**** Extracted information ****

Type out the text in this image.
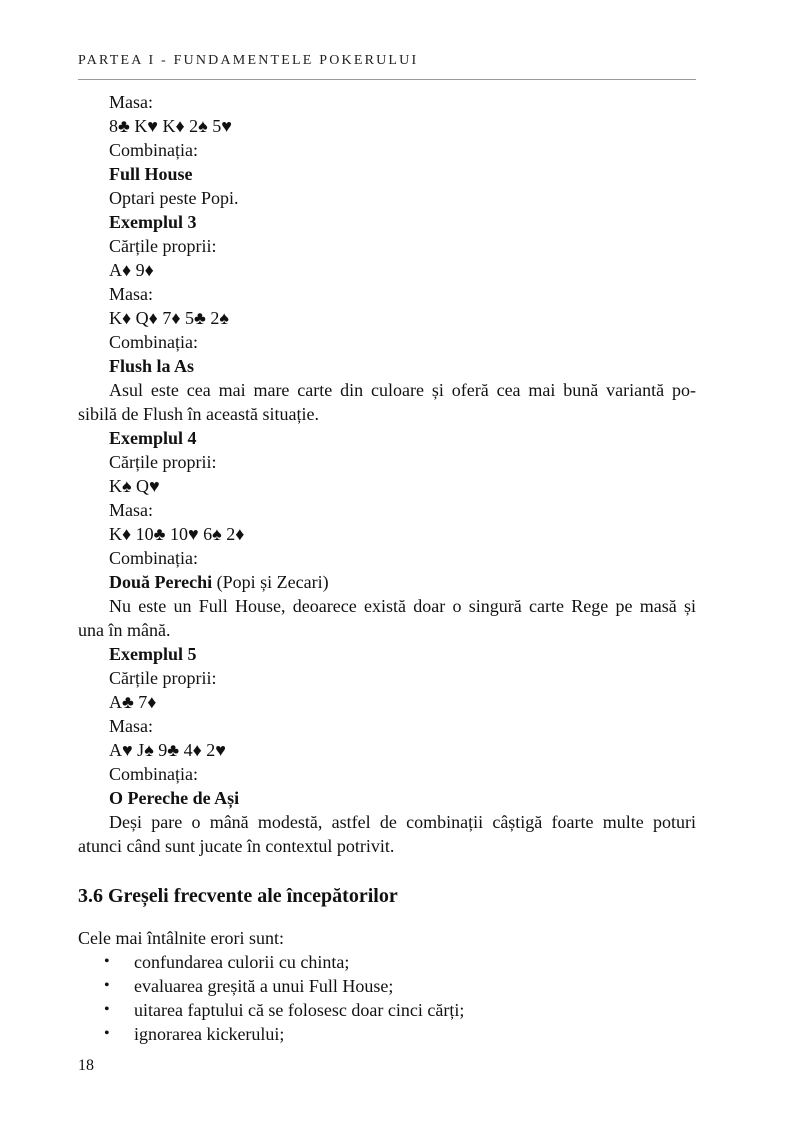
PARTEA I - FUNDAMENTELE POKERULUI
Masa:
8♣ K♥ K♦ 2♠ 5♥
Combinația:
Full House
Optari peste Popi.
Exemplul 3
Cărțile proprii:
A♦ 9♦
Masa:
K♦ Q♦ 7♦ 5♣ 2♠
Combinația:
Flush la As
Asul este cea mai mare carte din culoare și oferă cea mai bună variantă po-
sibilă de Flush în această situație.
Exemplul 4
Cărțile proprii:
K♠ Q♥
Masa:
K♦ 10♣ 10♥ 6♠ 2♦
Combinația:
Două Perechi (Popi și Zecari)
Nu este un Full House, deoarece există doar o singură carte Rege pe masă și
una în mână.
Exemplul 5
Cărțile proprii:
A♣ 7♦
Masa:
A♥ J♠ 9♣ 4♦ 2♥
Combinația:
O Pereche de Ași
Deși pare o mână modestă, astfel de combinații câștigă foarte multe poturi
atunci când sunt jucate în contextul potrivit.
3.6 Greșeli frecvente ale începătorilor
Cele mai întâlnite erori sunt:
• confundarea culorii cu chinta;
• evaluarea greșită a unui Full House;
• uitarea faptului că se folosesc doar cinci cărți;
• ignorarea kickerului;
18
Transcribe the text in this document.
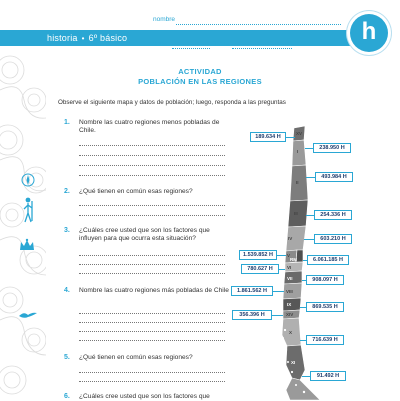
historia • 6º básico
nombre
curso	fecha	h
ACTIVIDAD
POBLACIÓN EN LAS REGIONES
Observe el siguiente mapa y datos de población; luego, responda a las preguntas
1. Nombre las cuatro regiones menos pobladas de Chile.
2. ¿Qué tienen en común esas regiones?
3. ¿Cuáles cree usted que son los factores que influyen para que ocurra esta situación?
4. Nombre las cuatro regiones más pobladas de Chile
5. ¿Qué tienen en común esas regiones?
6. ¿Cuáles cree usted que son los factores que
XV
I
II
III
IV
V
RM
VI
VII
VIII
IX
XIV
X
XI
189.634 H
238.950 H
493.984 H
254.336 H
603.210 H
1.539.852 H
6.061.185 H
780.627 H
908.097 H
1.861.562 H
869.535 H
356.396 H
716.639 H
91.492 H
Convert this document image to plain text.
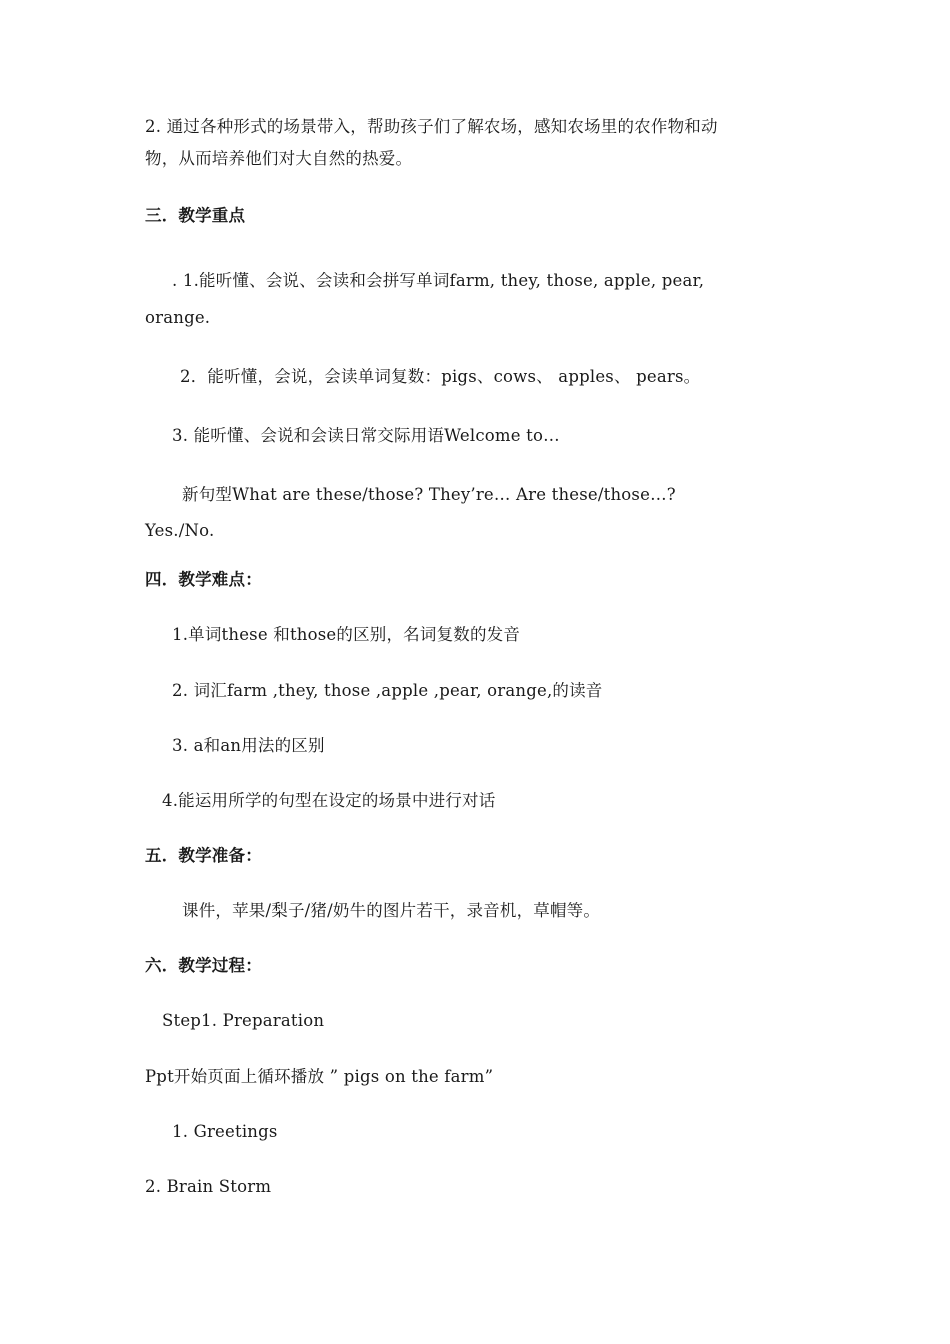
2. 通过各种形式的场景带入，帮助孩子们了解农场，感知农场里的农作物和动
物，从而培养他们对大自然的热爱。
三．教学重点
. 1.能听懂、会说、会读和会拼写单词farm, they, those, apple, pear,
orange.
2．能听懂，会说，会读单词复数：pigs、cows、 apples、 pears。
3. 能听懂、会说和会读日常交际用语Welcome to…
新句型What are these/those? They’re… Are these/those…?
Yes./No.
四．教学难点：
1.单词these 和those的区别，名词复数的发音
2. 词汇farm ,they, those ,apple ,pear, orange,的读音
3. a和an用法的区别
4.能运用所学的句型在设定的场景中进行对话
五．教学准备：
课件，苹果/梨子/猪/奶牛的图片若干，录音机，草帽等。
六．教学过程：
Step1. Preparation
Ppt开始页面上循环播放 ” pigs on the farm”
1. Greetings
2. Brain Storm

****

#### Task brief
Pictures are to be left out; the records above must be repeated word for word.

#### Output for this task
Type out the text in this image.
PARTEA I - FUNDAMENTELE POKERULUI
Masa:
8♣ K♥ K♦ 2♠ 5♥
Combinația:
Full House
Optari peste Popi.
Exemplul 3
Cărțile proprii:
A♦ 9♦
Masa:
K♦ Q♦ 7♦ 5♣ 2♠
Combinația:
Flush la As
Asul este cea mai mare carte din culoare și oferă cea mai bună variantă po-
sibilă de Flush în această situație.
Exemplul 4
Cărțile proprii:
K♠ Q♥
Masa:
K♦ 10♣ 10♥ 6♠ 2♦
Combinația:
Două Perechi (Popi și Zecari)
Nu este un Full House, deoarece există doar o singură carte Rege pe masă și
una în mână.
Exemplul 5
Cărțile proprii:
A♣ 7♦
Masa:
A♥ J♠ 9♣ 4♦ 2♥
Combinația:
O Pereche de Ași
Deși pare o mână modestă, astfel de combinații câștigă foarte multe poturi
atunci când sunt jucate în contextul potrivit.
3.6 Greșeli frecvente ale începătorilor
Cele mai întâlnite erori sunt:
• confundarea culorii cu chinta;
• evaluarea greșită a unui Full House;
• uitarea faptului că se folosesc doar cinci cărți;
• ignorarea kickerului;
18
Transcribe the text in this document.
historia • 6º básico
nombre
curso	fecha	h
ACTIVIDAD
POBLACIÓN EN LAS REGIONES
Observe el siguiente mapa y datos de población; luego, responda a las preguntas
1. Nombre las cuatro regiones menos pobladas de Chile.
2. ¿Qué tienen en común esas regiones?
3. ¿Cuáles cree usted que son los factores que influyen para que ocurra esta situación?
4. Nombre las cuatro regiones más pobladas de Chile
5. ¿Qué tienen en común esas regiones?
6. ¿Cuáles cree usted que son los factores que
XV
I
II
III
IV
V
RM
VI
VII
VIII
IX
XIV
X
XI
189.634 H
238.950 H
493.984 H
254.336 H
603.210 H
1.539.852 H
6.061.185 H
780.627 H
908.097 H
1.861.562 H
869.535 H
356.396 H
716.639 H
91.492 H
Convert this document image to plain text.
2. 通过各种形式的场景带入，帮助孩子们了解农场，感知农场里的农作物和动
物，从而培养他们对大自然的热爱。
三．教学重点
. 1.能听懂、会说、会读和会拼写单词farm, they, those, apple, pear,
orange.
2．能听懂，会说，会读单词复数：pigs、cows、 apples、 pears。
3. 能听懂、会说和会读日常交际用语Welcome to…
新句型What are these/those? They’re… Are these/those…?
Yes./No.
四．教学难点：
1.单词these 和those的区别，名词复数的发音
2. 词汇farm ,they, those ,apple ,pear, orange,的读音
3. a和an用法的区别
4.能运用所学的句型在设定的场景中进行对话
五．教学准备：
课件，苹果/梨子/猪/奶牛的图片若干，录音机，草帽等。
六．教学过程：
Step1. Preparation
Ppt开始页面上循环播放 ” pigs on the farm”
1. Greetings
2. Brain Storm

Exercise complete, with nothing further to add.